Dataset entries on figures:
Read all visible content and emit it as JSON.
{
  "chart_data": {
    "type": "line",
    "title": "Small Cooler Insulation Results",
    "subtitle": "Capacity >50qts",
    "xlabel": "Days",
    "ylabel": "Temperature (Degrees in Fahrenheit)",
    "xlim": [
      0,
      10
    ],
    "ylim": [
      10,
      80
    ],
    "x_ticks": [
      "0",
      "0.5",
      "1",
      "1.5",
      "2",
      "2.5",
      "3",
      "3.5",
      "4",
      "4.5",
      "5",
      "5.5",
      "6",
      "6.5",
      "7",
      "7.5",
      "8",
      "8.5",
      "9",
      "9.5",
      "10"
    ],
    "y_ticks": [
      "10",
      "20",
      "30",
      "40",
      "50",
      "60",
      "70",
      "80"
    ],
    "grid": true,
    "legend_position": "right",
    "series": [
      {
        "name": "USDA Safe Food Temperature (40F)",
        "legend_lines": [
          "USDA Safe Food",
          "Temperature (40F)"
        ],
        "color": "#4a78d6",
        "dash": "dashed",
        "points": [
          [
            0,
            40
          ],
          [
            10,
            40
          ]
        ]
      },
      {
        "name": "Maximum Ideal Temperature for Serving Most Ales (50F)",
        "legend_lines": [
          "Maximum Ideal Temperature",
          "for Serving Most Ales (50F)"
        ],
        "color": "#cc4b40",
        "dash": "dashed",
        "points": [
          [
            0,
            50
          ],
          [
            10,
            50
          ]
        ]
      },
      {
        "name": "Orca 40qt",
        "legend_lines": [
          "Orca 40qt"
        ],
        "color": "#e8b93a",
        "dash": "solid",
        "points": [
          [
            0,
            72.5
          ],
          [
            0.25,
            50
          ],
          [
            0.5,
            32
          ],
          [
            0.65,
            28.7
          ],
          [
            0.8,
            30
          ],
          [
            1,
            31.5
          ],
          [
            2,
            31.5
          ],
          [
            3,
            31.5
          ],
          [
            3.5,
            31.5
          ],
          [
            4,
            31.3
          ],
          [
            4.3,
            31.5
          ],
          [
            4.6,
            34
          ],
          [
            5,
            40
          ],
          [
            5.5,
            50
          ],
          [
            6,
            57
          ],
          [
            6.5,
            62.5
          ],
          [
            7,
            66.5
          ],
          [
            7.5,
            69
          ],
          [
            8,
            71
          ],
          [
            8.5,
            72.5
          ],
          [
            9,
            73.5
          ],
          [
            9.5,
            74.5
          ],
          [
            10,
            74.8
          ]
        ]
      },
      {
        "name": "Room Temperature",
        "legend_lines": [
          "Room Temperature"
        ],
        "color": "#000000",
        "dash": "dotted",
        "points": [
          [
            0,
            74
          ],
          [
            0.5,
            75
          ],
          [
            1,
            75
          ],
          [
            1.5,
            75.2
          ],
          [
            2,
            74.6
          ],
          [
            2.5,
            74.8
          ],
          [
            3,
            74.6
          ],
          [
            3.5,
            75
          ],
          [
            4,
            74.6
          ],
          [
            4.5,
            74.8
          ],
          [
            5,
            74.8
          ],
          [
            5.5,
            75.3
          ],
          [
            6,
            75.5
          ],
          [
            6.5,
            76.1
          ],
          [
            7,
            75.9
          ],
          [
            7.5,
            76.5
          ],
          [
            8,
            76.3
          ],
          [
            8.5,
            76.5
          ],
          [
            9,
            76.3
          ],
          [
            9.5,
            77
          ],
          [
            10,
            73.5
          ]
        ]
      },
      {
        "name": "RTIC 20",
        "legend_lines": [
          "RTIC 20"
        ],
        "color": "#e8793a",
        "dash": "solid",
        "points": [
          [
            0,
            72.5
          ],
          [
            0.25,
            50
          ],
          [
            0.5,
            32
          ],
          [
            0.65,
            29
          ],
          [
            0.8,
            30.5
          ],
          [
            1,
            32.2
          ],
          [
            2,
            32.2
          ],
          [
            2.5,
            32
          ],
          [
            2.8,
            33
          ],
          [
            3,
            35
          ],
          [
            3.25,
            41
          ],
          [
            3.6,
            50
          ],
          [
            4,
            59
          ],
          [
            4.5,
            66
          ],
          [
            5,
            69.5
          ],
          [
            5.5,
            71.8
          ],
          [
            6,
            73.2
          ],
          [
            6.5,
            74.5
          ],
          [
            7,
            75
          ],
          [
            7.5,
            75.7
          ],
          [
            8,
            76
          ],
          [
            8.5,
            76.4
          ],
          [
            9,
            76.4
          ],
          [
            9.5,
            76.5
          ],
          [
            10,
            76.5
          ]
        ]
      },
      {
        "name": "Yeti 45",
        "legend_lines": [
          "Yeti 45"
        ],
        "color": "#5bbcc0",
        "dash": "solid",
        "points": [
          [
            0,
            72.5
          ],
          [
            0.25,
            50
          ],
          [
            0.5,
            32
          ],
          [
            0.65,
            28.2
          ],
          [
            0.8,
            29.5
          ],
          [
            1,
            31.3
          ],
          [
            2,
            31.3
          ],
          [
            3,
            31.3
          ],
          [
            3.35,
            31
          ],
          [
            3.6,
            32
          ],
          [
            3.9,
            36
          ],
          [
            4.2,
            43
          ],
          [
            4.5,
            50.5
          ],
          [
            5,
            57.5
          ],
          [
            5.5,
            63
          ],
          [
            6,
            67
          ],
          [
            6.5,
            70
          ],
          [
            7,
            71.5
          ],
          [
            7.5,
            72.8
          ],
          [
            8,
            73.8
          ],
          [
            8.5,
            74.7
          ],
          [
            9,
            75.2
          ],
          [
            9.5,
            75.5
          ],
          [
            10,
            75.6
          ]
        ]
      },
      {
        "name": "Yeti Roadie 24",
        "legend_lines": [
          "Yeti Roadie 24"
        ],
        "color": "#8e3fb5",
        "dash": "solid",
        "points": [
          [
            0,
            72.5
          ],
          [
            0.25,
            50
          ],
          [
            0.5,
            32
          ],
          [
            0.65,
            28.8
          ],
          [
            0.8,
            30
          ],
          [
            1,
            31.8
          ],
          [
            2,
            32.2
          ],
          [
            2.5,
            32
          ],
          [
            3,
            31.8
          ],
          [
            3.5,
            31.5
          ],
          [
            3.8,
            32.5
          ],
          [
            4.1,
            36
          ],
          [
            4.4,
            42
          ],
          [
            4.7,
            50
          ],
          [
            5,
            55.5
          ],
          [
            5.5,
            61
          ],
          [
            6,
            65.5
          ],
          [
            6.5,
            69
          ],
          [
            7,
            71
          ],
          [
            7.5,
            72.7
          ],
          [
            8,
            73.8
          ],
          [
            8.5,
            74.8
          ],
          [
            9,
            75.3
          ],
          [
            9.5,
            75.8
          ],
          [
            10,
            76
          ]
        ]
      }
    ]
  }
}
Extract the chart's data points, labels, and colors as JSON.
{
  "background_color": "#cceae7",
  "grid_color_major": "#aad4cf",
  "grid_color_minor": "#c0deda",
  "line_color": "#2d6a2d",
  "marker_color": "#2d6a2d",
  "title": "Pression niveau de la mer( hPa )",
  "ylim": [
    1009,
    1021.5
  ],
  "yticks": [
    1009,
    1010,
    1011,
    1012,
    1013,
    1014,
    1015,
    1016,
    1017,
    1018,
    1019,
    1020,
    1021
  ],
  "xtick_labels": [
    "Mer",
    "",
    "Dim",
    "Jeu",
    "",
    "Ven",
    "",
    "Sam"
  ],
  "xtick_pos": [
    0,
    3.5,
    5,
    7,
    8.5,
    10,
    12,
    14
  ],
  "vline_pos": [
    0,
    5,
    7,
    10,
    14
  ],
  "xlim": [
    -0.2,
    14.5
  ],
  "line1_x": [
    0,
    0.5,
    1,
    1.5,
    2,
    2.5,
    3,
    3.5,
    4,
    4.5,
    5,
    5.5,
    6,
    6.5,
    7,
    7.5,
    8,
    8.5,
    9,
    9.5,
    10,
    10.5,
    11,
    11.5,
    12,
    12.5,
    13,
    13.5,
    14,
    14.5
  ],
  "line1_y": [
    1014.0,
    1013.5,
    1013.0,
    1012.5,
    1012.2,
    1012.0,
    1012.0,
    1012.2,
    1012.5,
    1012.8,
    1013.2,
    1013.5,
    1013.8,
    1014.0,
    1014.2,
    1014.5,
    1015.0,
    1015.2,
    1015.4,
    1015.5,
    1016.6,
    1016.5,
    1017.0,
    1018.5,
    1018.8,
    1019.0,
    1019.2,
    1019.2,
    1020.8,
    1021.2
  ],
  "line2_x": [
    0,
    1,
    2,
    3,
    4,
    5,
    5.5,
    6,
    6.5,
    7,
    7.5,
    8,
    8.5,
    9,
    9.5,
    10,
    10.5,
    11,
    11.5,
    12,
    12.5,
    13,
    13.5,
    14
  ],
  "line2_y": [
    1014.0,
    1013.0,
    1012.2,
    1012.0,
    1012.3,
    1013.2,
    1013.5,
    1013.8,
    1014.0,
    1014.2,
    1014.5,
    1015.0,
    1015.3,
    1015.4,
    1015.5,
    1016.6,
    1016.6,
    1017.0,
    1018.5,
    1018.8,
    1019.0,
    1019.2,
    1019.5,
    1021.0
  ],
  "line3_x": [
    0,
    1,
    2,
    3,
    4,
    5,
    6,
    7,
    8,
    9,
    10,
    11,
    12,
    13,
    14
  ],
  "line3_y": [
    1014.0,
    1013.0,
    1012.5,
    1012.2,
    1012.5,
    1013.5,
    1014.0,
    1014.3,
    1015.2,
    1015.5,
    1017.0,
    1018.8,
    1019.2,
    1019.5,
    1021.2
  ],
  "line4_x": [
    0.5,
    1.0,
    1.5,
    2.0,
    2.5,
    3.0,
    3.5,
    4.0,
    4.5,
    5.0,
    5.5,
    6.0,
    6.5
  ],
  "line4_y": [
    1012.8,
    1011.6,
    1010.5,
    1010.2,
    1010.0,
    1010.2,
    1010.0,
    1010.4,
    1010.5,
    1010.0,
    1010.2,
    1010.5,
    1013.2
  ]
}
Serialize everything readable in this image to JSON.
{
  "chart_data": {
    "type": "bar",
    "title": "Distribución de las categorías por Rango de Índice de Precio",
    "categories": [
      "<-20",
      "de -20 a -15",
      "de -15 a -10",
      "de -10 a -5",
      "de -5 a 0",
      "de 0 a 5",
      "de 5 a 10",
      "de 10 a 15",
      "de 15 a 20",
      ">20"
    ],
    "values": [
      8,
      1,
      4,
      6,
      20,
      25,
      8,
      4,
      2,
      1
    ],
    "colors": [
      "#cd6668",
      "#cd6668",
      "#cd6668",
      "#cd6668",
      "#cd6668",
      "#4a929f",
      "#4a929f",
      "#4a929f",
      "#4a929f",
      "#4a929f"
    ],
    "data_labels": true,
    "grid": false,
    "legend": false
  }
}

» **Instructions for the task**
Pull every line containing the word "Ales" out of the entries above.

» **Response to this exercise**
        "name": "Maximum Ideal Temperature for Serving Most Ales (50F)",
          "for Serving Most Ales (50F)"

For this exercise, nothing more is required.